== Stated task 1 ==
Please copy the listing exactly, from its first line up to and including the line with "100, 150, 104]".

I liked Alberto Balsom and his Magic Hats, short-lived, Boswell Boyce, and Spoilt Bastard. Somewhere there is a Yellow Pages advert for builders, including Jack Churchill, a name you can rely on - that's why I chose it. Who was tight as a gnat's chuff?


----------



## not-bono-ever (Jul 4, 2015)

norbert colon


----------



## DotCommunist (Jul 4, 2015)

have to wait till tues to pick up a copy. And go town for it. Local tescos doesn't stock it, despite being happy to stock one of them shitty lads mags that really are a poor mans wank fodder and the very definition of bantz


----------



## Bakunin (Jul 4, 2015)

No Viz is complete without everybody's favourite televisual Titan, IMHO:


----------



## DotCommunist (Jul 4, 2015)

== Exercise materials ==
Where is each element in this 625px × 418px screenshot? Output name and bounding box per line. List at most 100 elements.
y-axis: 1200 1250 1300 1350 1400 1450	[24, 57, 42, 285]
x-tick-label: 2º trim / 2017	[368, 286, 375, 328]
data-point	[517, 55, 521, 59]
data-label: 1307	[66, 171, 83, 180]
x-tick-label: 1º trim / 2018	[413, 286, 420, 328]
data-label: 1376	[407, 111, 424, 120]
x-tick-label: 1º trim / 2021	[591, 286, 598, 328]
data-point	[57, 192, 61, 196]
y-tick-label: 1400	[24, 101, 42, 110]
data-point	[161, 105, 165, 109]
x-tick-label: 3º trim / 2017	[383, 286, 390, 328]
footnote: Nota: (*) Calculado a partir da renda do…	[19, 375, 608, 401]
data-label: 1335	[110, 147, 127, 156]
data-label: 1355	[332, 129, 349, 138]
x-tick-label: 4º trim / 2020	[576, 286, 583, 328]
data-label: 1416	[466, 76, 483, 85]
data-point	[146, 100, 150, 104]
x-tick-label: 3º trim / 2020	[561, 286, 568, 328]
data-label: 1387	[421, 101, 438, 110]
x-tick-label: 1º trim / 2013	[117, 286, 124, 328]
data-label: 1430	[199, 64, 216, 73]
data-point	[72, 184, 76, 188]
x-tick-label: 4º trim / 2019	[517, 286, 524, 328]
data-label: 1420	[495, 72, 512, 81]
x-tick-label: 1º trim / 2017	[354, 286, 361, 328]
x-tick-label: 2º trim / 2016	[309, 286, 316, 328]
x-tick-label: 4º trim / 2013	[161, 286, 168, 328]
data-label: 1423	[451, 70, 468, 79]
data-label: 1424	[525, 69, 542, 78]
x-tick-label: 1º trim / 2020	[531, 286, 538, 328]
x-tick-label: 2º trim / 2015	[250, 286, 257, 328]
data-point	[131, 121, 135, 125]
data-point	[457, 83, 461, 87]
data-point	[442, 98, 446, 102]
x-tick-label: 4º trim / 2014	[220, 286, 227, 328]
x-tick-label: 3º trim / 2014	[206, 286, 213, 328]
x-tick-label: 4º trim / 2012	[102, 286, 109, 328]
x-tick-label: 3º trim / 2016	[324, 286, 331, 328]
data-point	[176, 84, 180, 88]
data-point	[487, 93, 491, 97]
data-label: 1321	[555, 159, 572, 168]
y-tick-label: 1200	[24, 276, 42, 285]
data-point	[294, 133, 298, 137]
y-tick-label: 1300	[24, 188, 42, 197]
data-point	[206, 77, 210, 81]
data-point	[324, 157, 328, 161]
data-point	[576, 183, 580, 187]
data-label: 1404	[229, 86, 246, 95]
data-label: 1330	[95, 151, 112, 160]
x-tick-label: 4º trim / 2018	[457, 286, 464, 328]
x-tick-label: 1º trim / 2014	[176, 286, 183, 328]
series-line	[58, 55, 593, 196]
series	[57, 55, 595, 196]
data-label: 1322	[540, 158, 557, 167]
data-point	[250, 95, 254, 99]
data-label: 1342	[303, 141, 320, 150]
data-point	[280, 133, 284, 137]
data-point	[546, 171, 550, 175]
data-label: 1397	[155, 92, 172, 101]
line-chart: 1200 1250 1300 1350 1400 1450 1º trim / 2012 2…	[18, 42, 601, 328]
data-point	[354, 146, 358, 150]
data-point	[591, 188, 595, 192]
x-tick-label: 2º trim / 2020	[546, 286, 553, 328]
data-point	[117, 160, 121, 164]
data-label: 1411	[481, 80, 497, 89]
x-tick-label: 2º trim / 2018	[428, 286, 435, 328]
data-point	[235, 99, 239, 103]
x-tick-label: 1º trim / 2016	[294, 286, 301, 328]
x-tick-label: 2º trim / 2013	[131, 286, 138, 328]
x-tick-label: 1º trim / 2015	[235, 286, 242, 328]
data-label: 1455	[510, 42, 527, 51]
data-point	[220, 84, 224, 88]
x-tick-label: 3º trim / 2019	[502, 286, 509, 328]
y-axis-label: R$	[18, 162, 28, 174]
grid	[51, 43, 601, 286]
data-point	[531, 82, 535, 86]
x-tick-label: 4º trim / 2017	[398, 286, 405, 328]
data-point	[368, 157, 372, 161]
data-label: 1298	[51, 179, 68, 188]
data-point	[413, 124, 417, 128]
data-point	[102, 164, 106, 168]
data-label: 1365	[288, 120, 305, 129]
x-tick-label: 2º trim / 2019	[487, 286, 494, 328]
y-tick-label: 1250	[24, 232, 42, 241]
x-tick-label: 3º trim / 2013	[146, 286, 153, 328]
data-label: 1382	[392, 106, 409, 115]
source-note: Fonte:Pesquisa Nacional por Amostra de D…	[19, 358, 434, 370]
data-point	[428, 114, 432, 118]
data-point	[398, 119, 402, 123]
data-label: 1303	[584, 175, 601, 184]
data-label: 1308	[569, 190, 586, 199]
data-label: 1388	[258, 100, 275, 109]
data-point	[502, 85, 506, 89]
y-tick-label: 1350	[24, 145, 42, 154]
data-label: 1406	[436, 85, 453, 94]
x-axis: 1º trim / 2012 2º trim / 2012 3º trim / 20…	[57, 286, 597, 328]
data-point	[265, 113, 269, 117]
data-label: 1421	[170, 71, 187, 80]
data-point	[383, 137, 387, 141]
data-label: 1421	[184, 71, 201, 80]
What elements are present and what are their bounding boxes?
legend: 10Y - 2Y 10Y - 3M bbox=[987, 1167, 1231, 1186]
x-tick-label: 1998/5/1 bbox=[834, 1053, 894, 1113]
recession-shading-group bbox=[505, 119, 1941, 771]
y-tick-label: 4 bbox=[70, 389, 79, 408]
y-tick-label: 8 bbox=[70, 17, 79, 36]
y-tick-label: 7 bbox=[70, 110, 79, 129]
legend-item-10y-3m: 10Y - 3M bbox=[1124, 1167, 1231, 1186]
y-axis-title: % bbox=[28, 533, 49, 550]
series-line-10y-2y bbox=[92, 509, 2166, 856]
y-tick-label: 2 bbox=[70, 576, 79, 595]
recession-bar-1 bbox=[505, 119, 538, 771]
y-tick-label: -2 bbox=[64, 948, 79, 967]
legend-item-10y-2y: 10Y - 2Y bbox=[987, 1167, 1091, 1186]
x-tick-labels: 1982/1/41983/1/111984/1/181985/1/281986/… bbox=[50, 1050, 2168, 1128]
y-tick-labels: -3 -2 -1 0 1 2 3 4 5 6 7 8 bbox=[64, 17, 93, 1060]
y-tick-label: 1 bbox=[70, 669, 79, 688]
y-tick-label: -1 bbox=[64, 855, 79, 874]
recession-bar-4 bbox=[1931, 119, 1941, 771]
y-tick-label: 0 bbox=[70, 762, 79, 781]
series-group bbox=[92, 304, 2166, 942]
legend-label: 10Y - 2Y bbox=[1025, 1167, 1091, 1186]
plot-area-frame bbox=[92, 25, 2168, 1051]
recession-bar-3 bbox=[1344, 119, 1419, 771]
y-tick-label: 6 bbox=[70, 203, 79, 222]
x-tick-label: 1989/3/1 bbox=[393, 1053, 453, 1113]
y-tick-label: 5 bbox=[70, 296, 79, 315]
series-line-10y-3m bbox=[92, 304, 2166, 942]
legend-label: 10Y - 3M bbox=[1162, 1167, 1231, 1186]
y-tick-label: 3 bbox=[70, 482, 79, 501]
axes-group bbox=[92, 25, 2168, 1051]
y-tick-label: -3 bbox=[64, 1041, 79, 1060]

== Stated task 2 ==
Write out the forum thread in full, word for word.

== Full output 1 ==
Where is each element in this 625px × 418px screenshot? Output name and bounding box per line. List at most 100 elements.
y-axis: 1200 1250 1300 1350 1400 1450	[24, 57, 42, 285]
x-tick-label: 2º trim / 2017	[368, 286, 375, 328]
data-point	[517, 55, 521, 59]
data-label: 1307	[66, 171, 83, 180]
x-tick-label: 1º trim / 2018	[413, 286, 420, 328]
data-label: 1376	[407, 111, 424, 120]
x-tick-label: 1º trim / 2021	[591, 286, 598, 328]
data-point	[57, 192, 61, 196]
y-tick-label: 1400	[24, 101, 42, 110]
data-point	[161, 105, 165, 109]
x-tick-label: 3º trim / 2017	[383, 286, 390, 328]
footnote: Nota: (*) Calculado a partir da renda do…	[19, 375, 608, 401]
data-label: 1335	[110, 147, 127, 156]
data-label: 1355	[332, 129, 349, 138]
x-tick-label: 4º trim / 2020	[576, 286, 583, 328]
data-label: 1416	[466, 76, 483, 85]
data-point	[146, 100, 150, 104]

== Full output 2 ==
I liked Alberto Balsom and his Magic Hats, short-lived, Boswell Boyce, and Spoilt Bastard. Somewhere there is a Yellow Pages advert for builders, including Jack Churchill, a name you can rely on - that's why I chose it. Who was tight as a gnat's chuff?


----------



## not-bono-ever (Jul 4, 2015)

norbert colon


----------



## DotCommunist (Jul 4, 2015)

have to wait till tues to pick up a copy. And go town for it. Local tescos doesn't stock it, despite being happy to stock one of them shitty lads mags that really are a poor mans wank fodder and the very definition of bantz


----------



## Bakunin (Jul 4, 2015)

No Viz is complete without everybody's favourite televisual Titan, IMHO:


----------



## DotCommunist (Jul 4, 2015)